Given problem: Restate, word for word, all of the material shown below.

================================

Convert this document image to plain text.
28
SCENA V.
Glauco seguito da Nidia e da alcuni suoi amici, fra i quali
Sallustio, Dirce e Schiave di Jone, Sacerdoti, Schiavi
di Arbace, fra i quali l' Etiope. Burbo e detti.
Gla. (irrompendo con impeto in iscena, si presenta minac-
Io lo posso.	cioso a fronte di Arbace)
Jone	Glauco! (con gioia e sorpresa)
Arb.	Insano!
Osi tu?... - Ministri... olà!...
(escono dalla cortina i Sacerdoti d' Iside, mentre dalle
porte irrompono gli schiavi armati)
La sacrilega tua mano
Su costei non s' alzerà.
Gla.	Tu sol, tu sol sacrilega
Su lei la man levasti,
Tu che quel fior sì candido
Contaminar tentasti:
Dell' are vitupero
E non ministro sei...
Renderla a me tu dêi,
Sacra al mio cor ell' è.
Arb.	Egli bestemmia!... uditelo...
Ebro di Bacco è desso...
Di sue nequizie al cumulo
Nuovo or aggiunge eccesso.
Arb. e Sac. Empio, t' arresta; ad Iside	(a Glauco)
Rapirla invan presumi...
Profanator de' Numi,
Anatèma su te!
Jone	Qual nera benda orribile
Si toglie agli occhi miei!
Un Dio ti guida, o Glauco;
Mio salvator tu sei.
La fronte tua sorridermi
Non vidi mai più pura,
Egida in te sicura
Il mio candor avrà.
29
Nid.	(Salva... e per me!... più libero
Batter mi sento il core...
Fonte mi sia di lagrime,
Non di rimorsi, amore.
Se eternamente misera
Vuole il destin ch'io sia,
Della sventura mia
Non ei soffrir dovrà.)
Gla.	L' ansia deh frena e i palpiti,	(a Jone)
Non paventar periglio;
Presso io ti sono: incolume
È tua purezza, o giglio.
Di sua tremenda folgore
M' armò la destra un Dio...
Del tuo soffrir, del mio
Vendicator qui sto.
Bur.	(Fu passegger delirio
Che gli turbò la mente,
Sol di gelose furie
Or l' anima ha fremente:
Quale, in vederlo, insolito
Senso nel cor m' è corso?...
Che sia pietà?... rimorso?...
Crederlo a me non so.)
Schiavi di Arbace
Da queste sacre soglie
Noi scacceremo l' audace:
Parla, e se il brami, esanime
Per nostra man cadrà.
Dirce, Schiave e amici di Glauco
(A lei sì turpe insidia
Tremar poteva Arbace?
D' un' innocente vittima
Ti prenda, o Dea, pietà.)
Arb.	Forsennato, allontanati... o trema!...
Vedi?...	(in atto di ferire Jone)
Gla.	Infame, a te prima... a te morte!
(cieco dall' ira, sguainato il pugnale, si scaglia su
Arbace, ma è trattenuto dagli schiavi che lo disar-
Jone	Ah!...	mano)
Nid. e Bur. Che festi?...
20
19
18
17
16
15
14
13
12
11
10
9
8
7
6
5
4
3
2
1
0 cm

================================

Complete response:
Convert this document image to plain text.
28
SCENA V.
Glauco seguito da Nidia e da alcuni suoi amici, fra i quali
Sallustio, Dirce e Schiave di Jone, Sacerdoti, Schiavi
di Arbace, fra i quali l' Etiope. Burbo e detti.
Gla. (irrompendo con impeto in iscena, si presenta minac-
Io lo posso.	cioso a fronte di Arbace)
Jone	Glauco! (con gioia e sorpresa)
Arb.	Insano!
Osi tu?... - Ministri... olà!...
(escono dalla cortina i Sacerdoti d' Iside, mentre dalle
porte irrompono gli schiavi armati)
La sacrilega tua mano
Su costei non s' alzerà.
Gla.	Tu sol, tu sol sacrilega
Su lei la man levasti,
Tu che quel fior sì candido
Contaminar tentasti:
Dell' are vitupero
E non ministro sei...
Renderla a me tu dêi,
Sacra al mio cor ell' è.
Arb.	Egli bestemmia!... uditelo...
Ebro di Bacco è desso...
Di sue nequizie al cumulo
Nuovo or aggiunge eccesso.
Arb. e Sac. Empio, t' arresta; ad Iside	(a Glauco)
Rapirla invan presumi...
Profanator de' Numi,
Anatèma su te!
Jone	Qual nera benda orribile
Si toglie agli occhi miei!
Un Dio ti guida, o Glauco;
Mio salvator tu sei.
La fronte tua sorridermi
Non vidi mai più pura,
Egida in te sicura
Il mio candor avrà.
29
Nid.	(Salva... e per me!... più libero
Batter mi sento il core...
Fonte mi sia di lagrime,
Non di rimorsi, amore.
Se eternamente misera
Vuole il destin ch'io sia,
Della sventura mia
Non ei soffrir dovrà.)
Gla.	L' ansia deh frena e i palpiti,	(a Jone)
Non paventar periglio;
Presso io ti sono: incolume
È tua purezza, o giglio.
Di sua tremenda folgore
M' armò la destra un Dio...
Del tuo soffrir, del mio
Vendicator qui sto.
Bur.	(Fu passegger delirio
Che gli turbò la mente,
Sol di gelose furie
Or l' anima ha fremente:
Quale, in vederlo, insolito
Senso nel cor m' è corso?...
Che sia pietà?... rimorso?...
Crederlo a me non so.)
Schiavi di Arbace
Da queste sacre soglie
Noi scacceremo l' audace:
Parla, e se il brami, esanime
Per nostra man cadrà.
Dirce, Schiave e amici di Glauco
(A lei sì turpe insidia
Tremar poteva Arbace?
D' un' innocente vittima
Ti prenda, o Dea, pietà.)
Arb.	Forsennato, allontanati... o trema!...
Vedi?...	(in atto di ferire Jone)
Gla.	Infame, a te prima... a te morte!
(cieco dall' ira, sguainato il pugnale, si scaglia su
Arbace, ma è trattenuto dagli schiavi che lo disar-
Jone	Ah!...	mano)
Nid. e Bur. Che festi?...
20
19
18
17
16
15
14
13
12
11
10
9
8
7
6
5
4
3
2
1
0 cm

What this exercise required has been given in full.